*TASK DETAILS*. All lines below must be repeated exactly, with the pictures omitted.
######
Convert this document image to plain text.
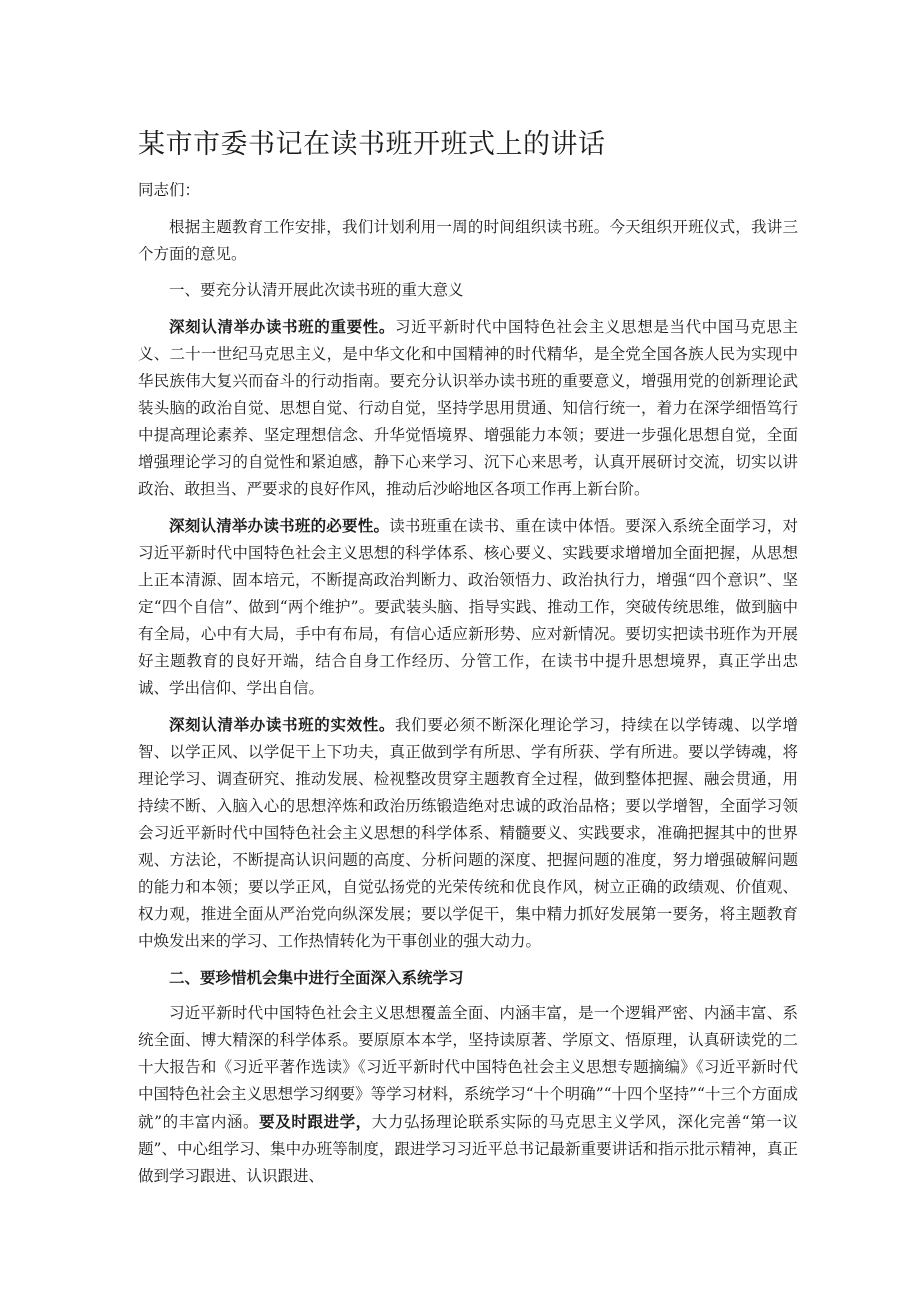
某市市委书记在读书班开班式上的讲话

同志们：

根据主题教育工作安排，我们计划利用一周的时间组织读书班。今天组织开班仪式，我讲三个方面的意见。

一、要充分认清开展此次读书班的重大意义

深刻认清举办读书班的重要性。习近平新时代中国特色社会主义思想是当代中国马克思主义、二十一世纪马克思主义，是中华文化和中国精神的时代精华，是全党全国各族人民为实现中华民族伟大复兴而奋斗的行动指南。要充分认识举办读书班的重要意义，增强用党的创新理论武装头脑的政治自觉、思想自觉、行动自觉，坚持学思用贯通、知信行统一，着力在深学细悟笃行中提高理论素养、坚定理想信念、升华觉悟境界、增强能力本领；要进一步强化思想自觉，全面增强理论学习的自觉性和紧迫感，静下心来学习、沉下心来思考，认真开展研讨交流，切实以讲政治、敢担当、严要求的良好作风，推动后沙峪地区各项工作再上新台阶。

深刻认清举办读书班的必要性。读书班重在读书、重在读中体悟。要深入系统全面学习，对习近平新时代中国特色社会主义思想的科学体系、核心要义、实践要求增增加全面把握，从思想上正本清源、固本培元，不断提高政治判断力、政治领悟力、政治执行力，增强“四个意识”、坚定“四个自信”、做到“两个维护”。要武装头脑、指导实践、推动工作，突破传统思维，做到脑中有全局，心中有大局，手中有布局，有信心适应新形势、应对新情况。要切实把读书班作为开展好主题教育的良好开端，结合自身工作经历、分管工作，在读书中提升思想境界，真正学出忠诚、学出信仰、学出自信。

深刻认清举办读书班的实效性。我们要必须不断深化理论学习，持续在以学铸魂、以学增智、以学正风、以学促干上下功夫，真正做到学有所思、学有所获、学有所进。要以学铸魂，将理论学习、调查研究、推动发展、检视整改贯穿主题教育全过程，做到整体把握、融会贯通，用持续不断、入脑入心的思想淬炼和政治历练锻造绝对忠诚的政治品格；要以学增智，全面学习领会习近平新时代中国特色社会主义思想的科学体系、精髓要义、实践要求，准确把握其中的世界观、方法论，不断提高认识问题的高度、分析问题的深度、把握问题的准度，努力增强破解问题的能力和本领；要以学正风，自觉弘扬党的光荣传统和优良作风，树立正确的政绩观、价值观、权力观，推进全面从严治党向纵深发展；要以学促干，集中精力抓好发展第一要务，将主题教育中焕发出来的学习、工作热情转化为干事创业的强大动力。

二、要珍惜机会集中进行全面深入系统学习

习近平新时代中国特色社会主义思想覆盖全面、内涵丰富，是一个逻辑严密、内涵丰富、系统全面、博大精深的科学体系。要原原本本学，坚持读原著、学原文、悟原理，认真研读党的二十大报告和《习近平著作选读》《习近平新时代中国特色社会主义思想专题摘编》《习近平新时代中国特色社会主义思想学习纲要》等学习材料，系统学习“十个明确”“十四个坚持”“十三个方面成就”的丰富内涵。要及时跟进学，大力弘扬理论联系实际的马克思主义学风，深化完善“第一议题”、中心组学习、集中办班等制度，跟进学习习近平总书记最新重要讲话和指示批示精神，真正做到学习跟进、认识跟进、
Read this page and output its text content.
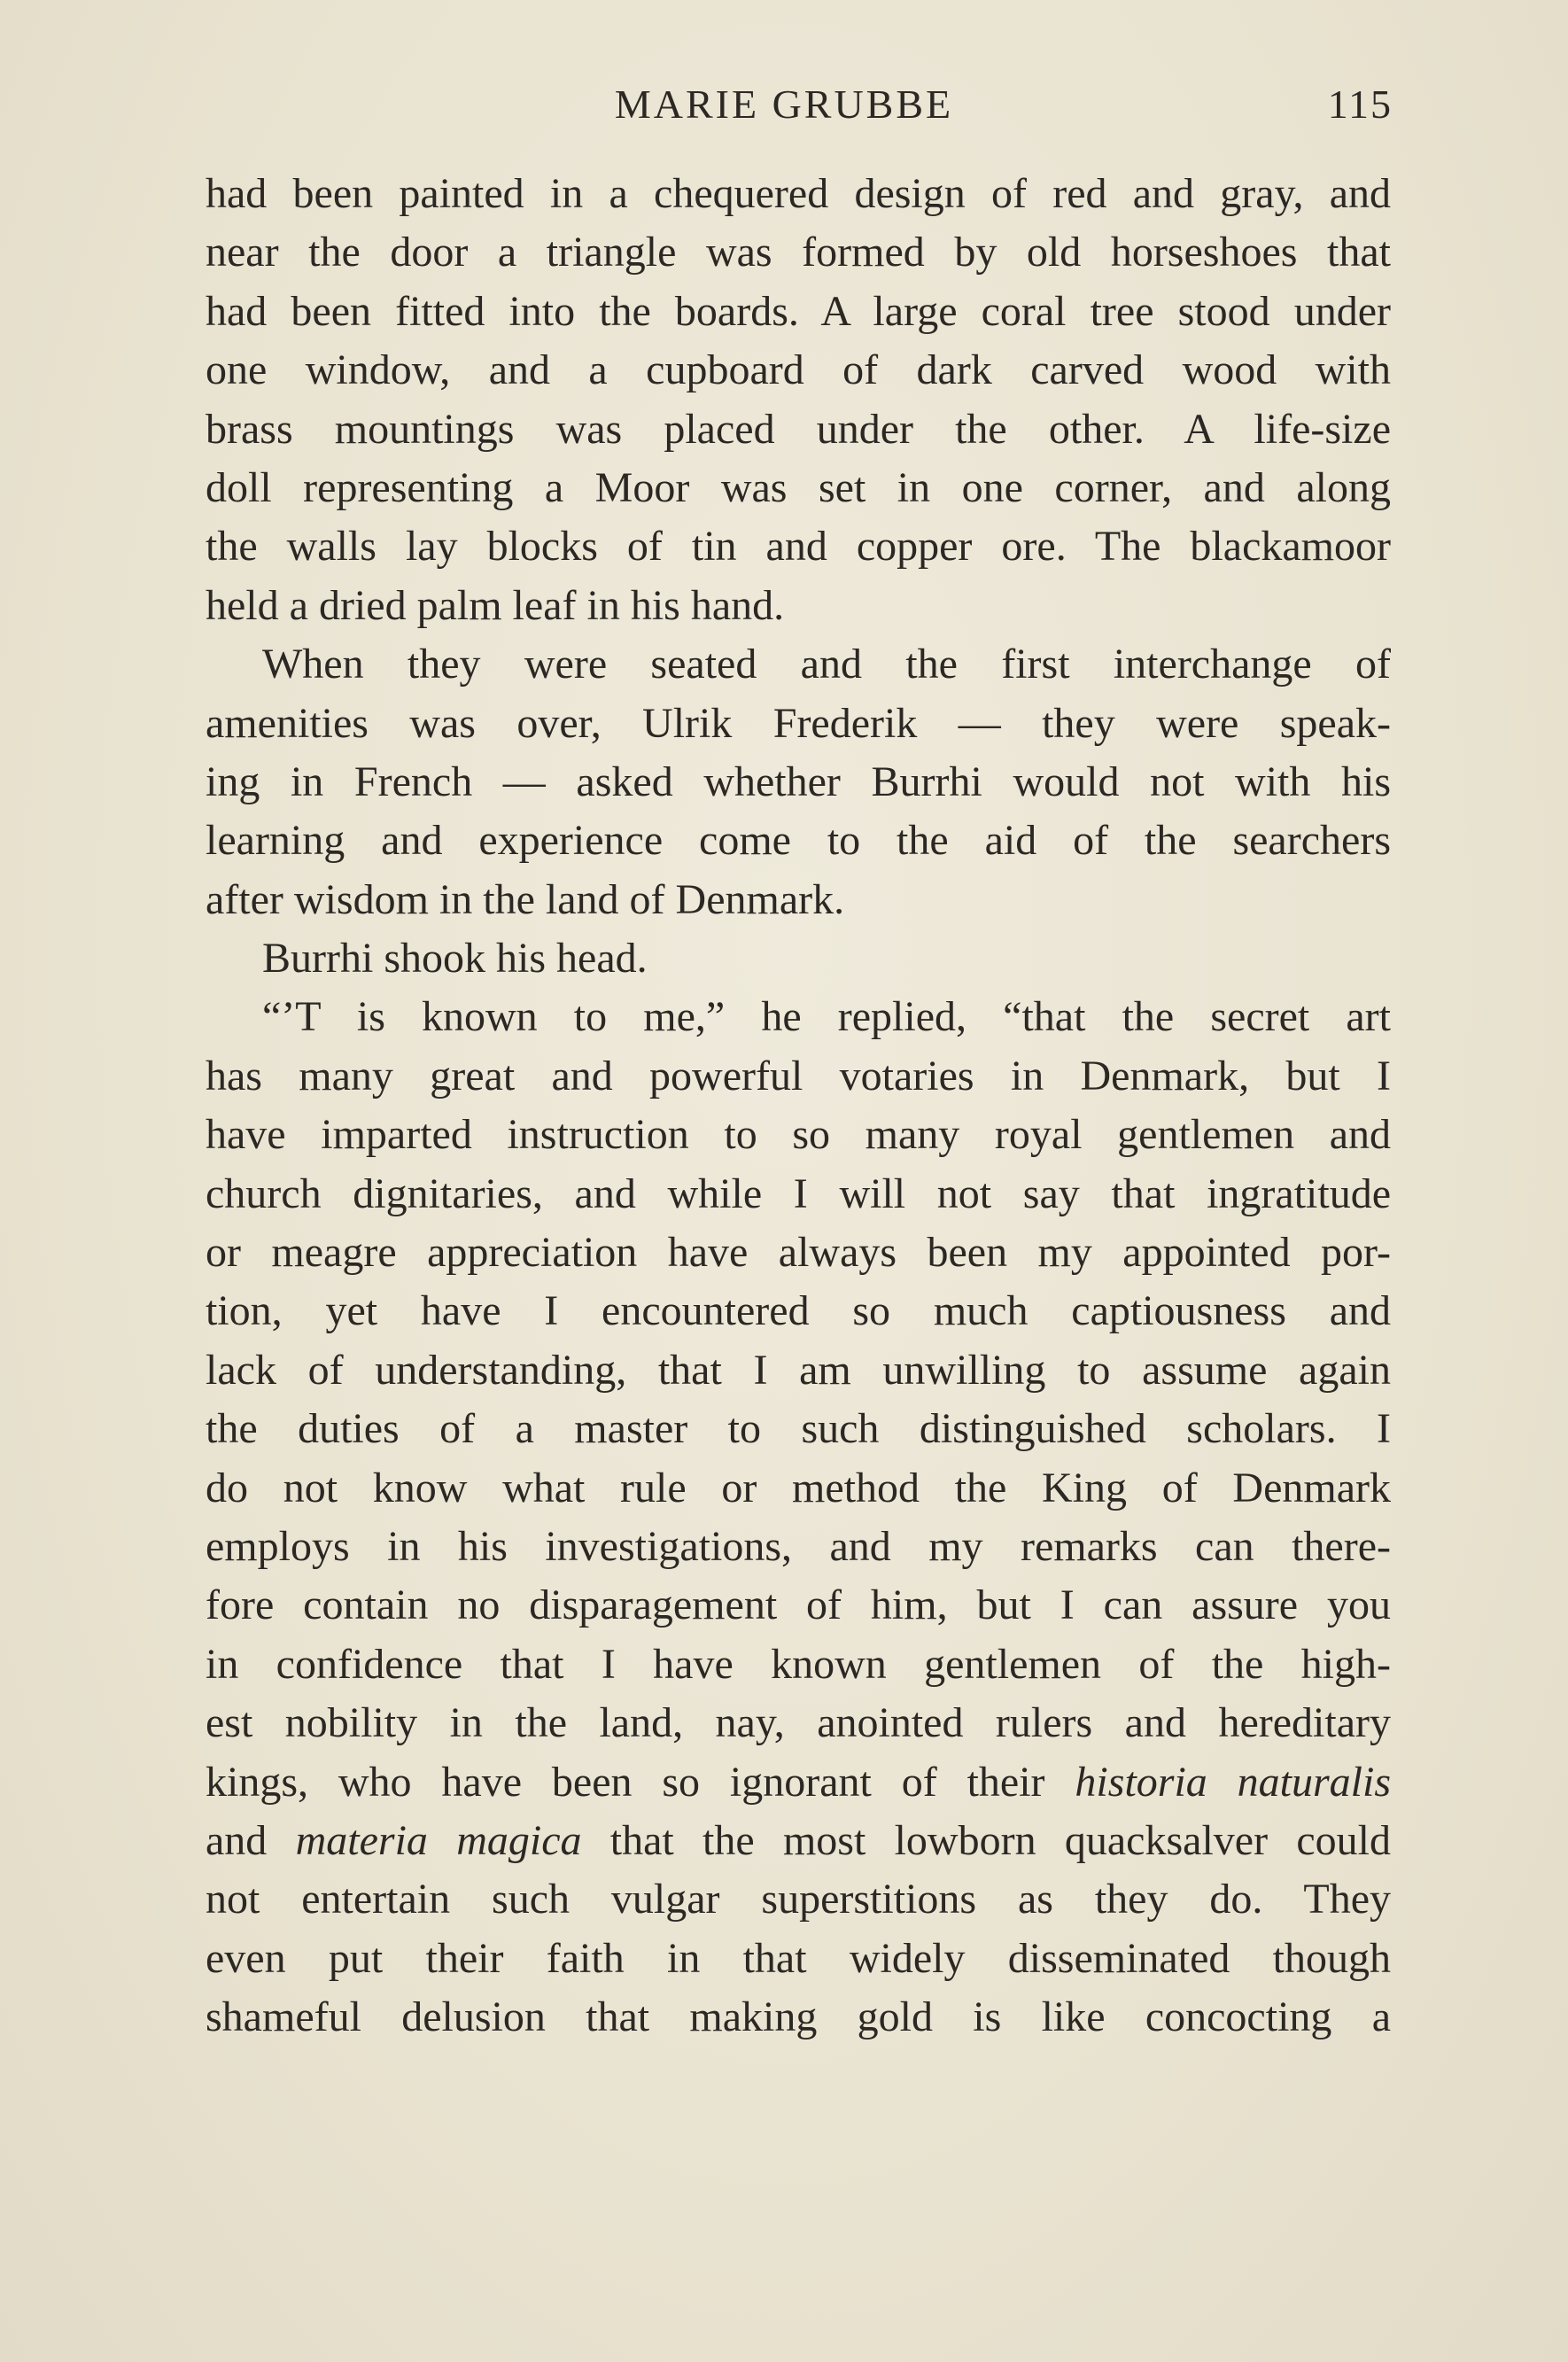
MARIE GRUBBE	115
had been painted in a chequered design of red and gray, and
near the door a triangle was formed by old horseshoes that
had been fitted into the boards. A large coral tree stood under
one window, and a cupboard of dark carved wood with
brass mountings was placed under the other. A life-size
doll representing a Moor was set in one corner, and along
the walls lay blocks of tin and copper ore. The blackamoor
held a dried palm leaf in his hand.
When they were seated and the first interchange of
amenities was over, Ulrik Frederik — they were speak-
ing in French — asked whether Burrhi would not with his
learning and experience come to the aid of the searchers
after wisdom in the land of Denmark.
Burrhi shook his head.
“’T is known to me,” he replied, “that the secret art
has many great and powerful votaries in Denmark, but I
have imparted instruction to so many royal gentlemen and
church dignitaries, and while I will not say that ingratitude
or meagre appreciation have always been my appointed por-
tion, yet have I encountered so much captiousness and
lack of understanding, that I am unwilling to assume again
the duties of a master to such distinguished scholars. I
do not know what rule or method the King of Denmark
employs in his investigations, and my remarks can there-
fore contain no disparagement of him, but I can assure you
in confidence that I have known gentlemen of the high-
est nobility in the land, nay, anointed rulers and hereditary
kings, who have been so ignorant of their historia naturalis
and materia magica that the most lowborn quacksalver could
not entertain such vulgar superstitions as they do. They
even put their faith in that widely disseminated though
shameful delusion that making gold is like concocting a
######
*EXERCISE RESULT*.
Convert this document image to plain text.
某市市委书记在读书班开班式上的讲话

同志们：

根据主题教育工作安排，我们计划利用一周的时间组织读书班。今天组织开班仪式，我讲三个方面的意见。

一、要充分认清开展此次读书班的重大意义

深刻认清举办读书班的重要性。习近平新时代中国特色社会主义思想是当代中国马克思主义、二十一世纪马克思主义，是中华文化和中国精神的时代精华，是全党全国各族人民为实现中华民族伟大复兴而奋斗的行动指南。要充分认识举办读书班的重要意义，增强用党的创新理论武装头脑的政治自觉、思想自觉、行动自觉，坚持学思用贯通、知信行统一，着力在深学细悟笃行中提高理论素养、坚定理想信念、升华觉悟境界、增强能力本领；要进一步强化思想自觉，全面增强理论学习的自觉性和紧迫感，静下心来学习、沉下心来思考，认真开展研讨交流，切实以讲政治、敢担当、严要求的良好作风，推动后沙峪地区各项工作再上新台阶。

深刻认清举办读书班的必要性。读书班重在读书、重在读中体悟。要深入系统全面学习，对习近平新时代中国特色社会主义思想的科学体系、核心要义、实践要求增增加全面把握，从思想上正本清源、固本培元，不断提高政治判断力、政治领悟力、政治执行力，增强“四个意识”、坚定“四个自信”、做到“两个维护”。要武装头脑、指导实践、推动工作，突破传统思维，做到脑中有全局，心中有大局，手中有布局，有信心适应新形势、应对新情况。要切实把读书班作为开展好主题教育的良好开端，结合自身工作经历、分管工作，在读书中提升思想境界，真正学出忠诚、学出信仰、学出自信。

深刻认清举办读书班的实效性。我们要必须不断深化理论学习，持续在以学铸魂、以学增智、以学正风、以学促干上下功夫，真正做到学有所思、学有所获、学有所进。要以学铸魂，将理论学习、调查研究、推动发展、检视整改贯穿主题教育全过程，做到整体把握、融会贯通，用持续不断、入脑入心的思想淬炼和政治历练锻造绝对忠诚的政治品格；要以学增智，全面学习领会习近平新时代中国特色社会主义思想的科学体系、精髓要义、实践要求，准确把握其中的世界观、方法论，不断提高认识问题的高度、分析问题的深度、把握问题的准度，努力增强破解问题的能力和本领；要以学正风，自觉弘扬党的光荣传统和优良作风，树立正确的政绩观、价值观、权力观，推进全面从严治党向纵深发展；要以学促干，集中精力抓好发展第一要务，将主题教育中焕发出来的学习、工作热情转化为干事创业的强大动力。

二、要珍惜机会集中进行全面深入系统学习

习近平新时代中国特色社会主义思想覆盖全面、内涵丰富，是一个逻辑严密、内涵丰富、系统全面、博大精深的科学体系。要原原本本学，坚持读原著、学原文、悟原理，认真研读党的二十大报告和《习近平著作选读》《习近平新时代中国特色社会主义思想专题摘编》《习近平新时代中国特色社会主义思想学习纲要》等学习材料，系统学习“十个明确”“十四个坚持”“十三个方面成就”的丰富内涵。要及时跟进学，大力弘扬理论联系实际的马克思主义学风，深化完善“第一议题”、中心组学习、集中办班等制度，跟进学习习近平总书记最新重要讲话和指示批示精神，真正做到学习跟进、认识跟进、
Read this page and output its text content.
MARIE GRUBBE	115
had been painted in a chequered design of red and gray, and
near the door a triangle was formed by old horseshoes that
had been fitted into the boards. A large coral tree stood under
one window, and a cupboard of dark carved wood with
brass mountings was placed under the other. A life-size
doll representing a Moor was set in one corner, and along
the walls lay blocks of tin and copper ore. The blackamoor
held a dried palm leaf in his hand.
When they were seated and the first interchange of
amenities was over, Ulrik Frederik — they were speak-
ing in French — asked whether Burrhi would not with his
learning and experience come to the aid of the searchers
after wisdom in the land of Denmark.
Burrhi shook his head.
“’T is known to me,” he replied, “that the secret art
has many great and powerful votaries in Denmark, but I
have imparted instruction to so many royal gentlemen and
church dignitaries, and while I will not say that ingratitude
or meagre appreciation have always been my appointed por-
tion, yet have I encountered so much captiousness and
lack of understanding, that I am unwilling to assume again
the duties of a master to such distinguished scholars. I
do not know what rule or method the King of Denmark
employs in his investigations, and my remarks can there-
fore contain no disparagement of him, but I can assure you
in confidence that I have known gentlemen of the high-
est nobility in the land, nay, anointed rulers and hereditary
kings, who have been so ignorant of their historia naturalis
and materia magica that the most lowborn quacksalver could
not entertain such vulgar superstitions as they do. They
even put their faith in that widely disseminated though
shameful delusion that making gold is like concocting a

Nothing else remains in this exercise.